Exercise passage:
|---|

Some of you are probably laughing at me already but we love dried beans!
I know what you’re thinking. What about gas? I’ve heard and read many remedies but I do believe that the more you eat beans, the less digestive issues you have with them. Some other recommendations to alleviate gas issues are:
- Add a teaspoon of baking soda to the water before cooking
- Add a tablespoon of ginger to the water but I think that would give the beans a ginger taste
- There are commercial “anti-gas” products that can be added to the beans
If you don’t like dry beans, come spend a few days at our house. We eat them all the time and they’re so good. Black beans, red beans, cranberry beans, split peas, garbanza beans, pinto beans, navy beans and my least favorite is black eyed peas.
One bag of dried beans cooked is about equal to 4 cans of bought canned beans. I try to buy beans when they’re on sale and I get them for less than $1/pound.
This is a great chart for how long it takes to cook things in the pressure cooker. I use mine almost every day!
If dried beans (and rice) are stored in sealed mylar bags, along with an oxygen absorber, I’ve read that they are good for 8 – 10 years.
When I put beans up, I first put them in a FoodSaver back that I can seal and I insert an oxygen absorber, and I vacuum seal that bag.
Then I put that bag into a mylar bag and seal it. The mylar bags will not vacuum with my FoodSaver.
I try to seal the mylar bags right at the very edge. That way I can cut away the sealed edge and re-uses the bag. I label the bag as to the contents and the weight. Since beans sealed this way are supposed to last up to 10 years, I won’t even use these for at least 5 years, unless for some reason I need them. In 2015 I’ll start using the beans that were sealed this year and then I’ll replace those. Otherwise, I use beans that I buy in bags and store in a 5 gallon bucket with a gamma seal lid.
Another thing I like about the dried beans is that if you only need to cook for a few, you can portion out what you need and cook only that amount. In an emergency, there may not be a fridge and we don’t want to be wasting our food supply by opening a can and eating only half of it and not being able to save the rest of it.
I know . . we cannot live on beans alone but at our house, we almost can. Beans are inexpensive, are easy to store, easy to cook, provide lots of protein and fiber.
Don’t go buy a bunch of beans if you don’t like beans but if you haven’t given them an honest chance, try some and see if you may like them more than you thought and they might be a good starting spot for building a food stash.

|---|

Dataset excerpts:

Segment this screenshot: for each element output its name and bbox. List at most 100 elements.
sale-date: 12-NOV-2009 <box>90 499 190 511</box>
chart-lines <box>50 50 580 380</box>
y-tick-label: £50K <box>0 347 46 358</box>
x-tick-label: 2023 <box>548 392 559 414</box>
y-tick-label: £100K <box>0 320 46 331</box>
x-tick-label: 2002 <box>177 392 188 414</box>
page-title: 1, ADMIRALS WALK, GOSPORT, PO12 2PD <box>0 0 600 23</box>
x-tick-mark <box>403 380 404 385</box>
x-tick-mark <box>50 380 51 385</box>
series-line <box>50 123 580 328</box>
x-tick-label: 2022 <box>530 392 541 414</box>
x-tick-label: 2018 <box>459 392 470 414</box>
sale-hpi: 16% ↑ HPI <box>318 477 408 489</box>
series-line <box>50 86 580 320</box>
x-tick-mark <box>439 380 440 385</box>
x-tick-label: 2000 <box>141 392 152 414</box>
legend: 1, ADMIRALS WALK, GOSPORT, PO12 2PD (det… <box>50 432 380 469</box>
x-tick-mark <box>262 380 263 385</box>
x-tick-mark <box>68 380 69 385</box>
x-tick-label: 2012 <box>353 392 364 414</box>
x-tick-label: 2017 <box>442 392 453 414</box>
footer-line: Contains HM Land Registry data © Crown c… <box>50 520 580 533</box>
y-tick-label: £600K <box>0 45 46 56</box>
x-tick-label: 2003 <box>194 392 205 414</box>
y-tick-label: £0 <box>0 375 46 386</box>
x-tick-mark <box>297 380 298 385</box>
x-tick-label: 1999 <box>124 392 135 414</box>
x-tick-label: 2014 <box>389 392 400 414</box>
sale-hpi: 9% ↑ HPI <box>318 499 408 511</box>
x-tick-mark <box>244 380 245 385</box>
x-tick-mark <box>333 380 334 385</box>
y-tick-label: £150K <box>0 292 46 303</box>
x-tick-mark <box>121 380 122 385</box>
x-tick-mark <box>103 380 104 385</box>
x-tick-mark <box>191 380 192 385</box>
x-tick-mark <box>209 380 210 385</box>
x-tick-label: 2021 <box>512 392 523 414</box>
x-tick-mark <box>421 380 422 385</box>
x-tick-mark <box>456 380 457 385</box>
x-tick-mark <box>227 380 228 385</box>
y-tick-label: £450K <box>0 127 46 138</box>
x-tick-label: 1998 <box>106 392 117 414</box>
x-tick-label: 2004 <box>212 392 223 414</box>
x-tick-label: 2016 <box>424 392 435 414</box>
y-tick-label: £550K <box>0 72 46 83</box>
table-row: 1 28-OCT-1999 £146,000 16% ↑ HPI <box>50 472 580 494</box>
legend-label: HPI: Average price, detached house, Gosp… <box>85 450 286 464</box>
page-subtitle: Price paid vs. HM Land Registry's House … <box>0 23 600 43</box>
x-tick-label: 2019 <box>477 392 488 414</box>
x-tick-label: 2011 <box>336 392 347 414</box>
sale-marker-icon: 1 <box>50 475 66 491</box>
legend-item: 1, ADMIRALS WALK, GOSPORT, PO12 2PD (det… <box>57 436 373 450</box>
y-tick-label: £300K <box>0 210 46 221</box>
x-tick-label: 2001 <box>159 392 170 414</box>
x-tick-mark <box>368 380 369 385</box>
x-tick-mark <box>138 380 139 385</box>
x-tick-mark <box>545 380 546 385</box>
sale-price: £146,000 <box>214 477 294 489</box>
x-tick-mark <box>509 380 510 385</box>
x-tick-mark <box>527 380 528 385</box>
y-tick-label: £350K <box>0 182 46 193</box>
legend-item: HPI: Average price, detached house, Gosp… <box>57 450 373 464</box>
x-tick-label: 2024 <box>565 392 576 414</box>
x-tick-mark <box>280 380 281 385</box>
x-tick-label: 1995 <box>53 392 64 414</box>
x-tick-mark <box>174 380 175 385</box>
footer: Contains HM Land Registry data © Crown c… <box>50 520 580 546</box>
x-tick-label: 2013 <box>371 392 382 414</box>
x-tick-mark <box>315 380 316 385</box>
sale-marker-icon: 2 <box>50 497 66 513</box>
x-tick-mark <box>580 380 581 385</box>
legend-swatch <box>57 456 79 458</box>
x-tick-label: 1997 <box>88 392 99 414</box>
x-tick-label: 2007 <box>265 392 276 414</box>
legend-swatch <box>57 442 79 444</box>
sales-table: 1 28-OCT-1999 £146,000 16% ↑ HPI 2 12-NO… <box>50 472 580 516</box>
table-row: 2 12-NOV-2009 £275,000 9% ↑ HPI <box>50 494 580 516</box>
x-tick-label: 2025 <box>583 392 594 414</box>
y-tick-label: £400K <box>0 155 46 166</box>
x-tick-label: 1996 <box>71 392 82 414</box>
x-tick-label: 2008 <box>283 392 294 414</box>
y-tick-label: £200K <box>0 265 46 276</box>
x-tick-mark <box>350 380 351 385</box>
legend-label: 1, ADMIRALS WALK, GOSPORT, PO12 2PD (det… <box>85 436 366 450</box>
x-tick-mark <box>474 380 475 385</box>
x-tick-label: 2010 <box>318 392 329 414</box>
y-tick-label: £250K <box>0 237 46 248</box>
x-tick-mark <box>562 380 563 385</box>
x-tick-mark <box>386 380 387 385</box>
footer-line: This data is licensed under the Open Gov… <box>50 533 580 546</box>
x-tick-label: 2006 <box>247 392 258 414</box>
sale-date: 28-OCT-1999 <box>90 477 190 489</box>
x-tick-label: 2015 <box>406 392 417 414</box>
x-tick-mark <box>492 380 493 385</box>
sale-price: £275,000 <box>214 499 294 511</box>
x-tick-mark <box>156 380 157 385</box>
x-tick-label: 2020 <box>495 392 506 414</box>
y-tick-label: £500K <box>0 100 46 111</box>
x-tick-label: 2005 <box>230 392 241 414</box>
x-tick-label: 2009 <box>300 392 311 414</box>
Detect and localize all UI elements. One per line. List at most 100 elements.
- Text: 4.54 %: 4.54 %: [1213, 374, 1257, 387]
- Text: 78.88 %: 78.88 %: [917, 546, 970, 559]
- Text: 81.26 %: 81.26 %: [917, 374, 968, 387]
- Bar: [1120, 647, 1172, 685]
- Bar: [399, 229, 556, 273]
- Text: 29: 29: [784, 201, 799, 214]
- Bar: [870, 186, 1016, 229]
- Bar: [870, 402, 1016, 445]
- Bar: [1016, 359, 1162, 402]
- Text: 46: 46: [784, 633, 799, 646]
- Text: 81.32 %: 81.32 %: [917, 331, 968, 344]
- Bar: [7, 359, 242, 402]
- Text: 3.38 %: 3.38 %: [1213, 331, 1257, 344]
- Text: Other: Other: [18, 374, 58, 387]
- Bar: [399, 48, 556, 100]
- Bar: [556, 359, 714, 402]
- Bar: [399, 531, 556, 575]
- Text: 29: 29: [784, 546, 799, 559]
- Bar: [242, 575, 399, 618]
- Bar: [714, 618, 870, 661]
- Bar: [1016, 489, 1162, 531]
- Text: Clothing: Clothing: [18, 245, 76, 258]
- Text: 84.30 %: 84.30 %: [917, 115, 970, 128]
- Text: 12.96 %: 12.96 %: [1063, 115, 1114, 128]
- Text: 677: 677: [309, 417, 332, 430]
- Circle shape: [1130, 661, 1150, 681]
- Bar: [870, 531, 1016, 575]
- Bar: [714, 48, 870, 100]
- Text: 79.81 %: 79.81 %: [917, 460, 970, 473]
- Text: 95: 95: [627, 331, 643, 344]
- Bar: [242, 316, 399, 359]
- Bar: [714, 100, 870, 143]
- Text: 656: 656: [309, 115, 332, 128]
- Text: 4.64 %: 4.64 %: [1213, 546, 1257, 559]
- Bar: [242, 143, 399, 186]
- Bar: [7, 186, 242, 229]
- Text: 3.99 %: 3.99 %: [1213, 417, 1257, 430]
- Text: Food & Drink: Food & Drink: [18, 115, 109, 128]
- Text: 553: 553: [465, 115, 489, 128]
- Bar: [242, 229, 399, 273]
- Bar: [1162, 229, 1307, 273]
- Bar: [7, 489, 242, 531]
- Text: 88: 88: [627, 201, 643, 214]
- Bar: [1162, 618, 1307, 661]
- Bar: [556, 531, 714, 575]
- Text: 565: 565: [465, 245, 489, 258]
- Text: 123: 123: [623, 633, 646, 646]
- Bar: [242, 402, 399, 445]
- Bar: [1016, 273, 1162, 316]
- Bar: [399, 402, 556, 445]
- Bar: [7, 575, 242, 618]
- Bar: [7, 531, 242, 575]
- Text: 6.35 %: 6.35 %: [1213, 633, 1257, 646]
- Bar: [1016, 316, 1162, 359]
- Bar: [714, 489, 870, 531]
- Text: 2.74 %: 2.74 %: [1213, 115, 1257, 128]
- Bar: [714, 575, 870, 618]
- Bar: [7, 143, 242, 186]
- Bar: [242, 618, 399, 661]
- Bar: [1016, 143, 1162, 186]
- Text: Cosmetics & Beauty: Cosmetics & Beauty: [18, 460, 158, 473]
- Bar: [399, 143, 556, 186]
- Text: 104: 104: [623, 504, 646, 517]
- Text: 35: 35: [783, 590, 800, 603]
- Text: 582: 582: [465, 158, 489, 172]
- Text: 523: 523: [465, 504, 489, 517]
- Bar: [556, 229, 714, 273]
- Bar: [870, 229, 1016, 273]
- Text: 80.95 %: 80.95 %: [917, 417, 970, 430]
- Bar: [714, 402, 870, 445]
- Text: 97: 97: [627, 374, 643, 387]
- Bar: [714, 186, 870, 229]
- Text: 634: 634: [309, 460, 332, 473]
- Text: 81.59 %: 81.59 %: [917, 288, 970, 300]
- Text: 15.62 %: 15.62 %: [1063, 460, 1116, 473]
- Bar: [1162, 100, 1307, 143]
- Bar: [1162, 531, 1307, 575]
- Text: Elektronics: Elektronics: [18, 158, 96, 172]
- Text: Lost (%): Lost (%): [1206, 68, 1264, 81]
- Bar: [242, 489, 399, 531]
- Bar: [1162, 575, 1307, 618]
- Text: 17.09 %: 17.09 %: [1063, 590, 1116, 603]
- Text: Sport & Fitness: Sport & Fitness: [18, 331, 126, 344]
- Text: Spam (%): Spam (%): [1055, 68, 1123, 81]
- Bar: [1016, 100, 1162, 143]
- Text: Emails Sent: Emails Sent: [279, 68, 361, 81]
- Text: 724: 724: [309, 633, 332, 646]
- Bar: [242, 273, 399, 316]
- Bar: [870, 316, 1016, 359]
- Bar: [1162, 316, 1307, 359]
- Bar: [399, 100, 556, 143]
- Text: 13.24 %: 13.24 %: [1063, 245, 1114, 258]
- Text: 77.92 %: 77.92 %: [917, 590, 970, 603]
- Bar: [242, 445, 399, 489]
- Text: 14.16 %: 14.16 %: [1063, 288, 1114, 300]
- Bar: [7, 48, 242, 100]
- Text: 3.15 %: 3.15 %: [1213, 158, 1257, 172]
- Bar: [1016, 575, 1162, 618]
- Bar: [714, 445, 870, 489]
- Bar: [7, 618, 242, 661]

|---|

Assignment 1:
For each statement about the dried beans text, say yes or no and quote the words of the text that decide it: (a) one bag of dried beans, cooked, is about equal to four cans of bought beans; (b) the mylar bags can be vacuum sealed with the FoodSaver; (c) black eyed peas are the writer's favorite beans.
Assignment 2:
Write out the dried beans text from "If dried beans" to "gamma seal lid.", substituting "desiccant pack" for "oxygen absorber".
The lines come from a different source than the dried beans text.

Final answer 1:
(a) Yes: "One bag of dried beans cooked is about equal to 4 cans of bought canned beans."
(b) No: "The mylar bags will not vacuum with my FoodSaver."
(c) No: "my least favorite is black eyed peas."

Final answer 2:
If dried beans (and rice) are stored in sealed mylar bags, along with an desiccant pack, I’ve read that they are good for 8 – 10 years.
When I put beans up, I first put them in a FoodSaver back that I can seal and I insert an desiccant pack, and I vacuum seal that bag.
Then I put that bag into a mylar bag and seal it. The mylar bags will not vacuum with my FoodSaver.
I try to seal the mylar bags right at the very edge. That way I can cut away the sealed edge and re-uses the bag. I label the bag as to the contents and the weight. Since beans sealed this way are supposed to last up to 10 years, I won’t even use these for at least 5 years, unless for some reason I need them. In 2015 I’ll start using the beans that were sealed this year and then I’ll replace those. Otherwise, I use beans that I buy in bags and store in a 5 gallon bucket with a gamma seal lid.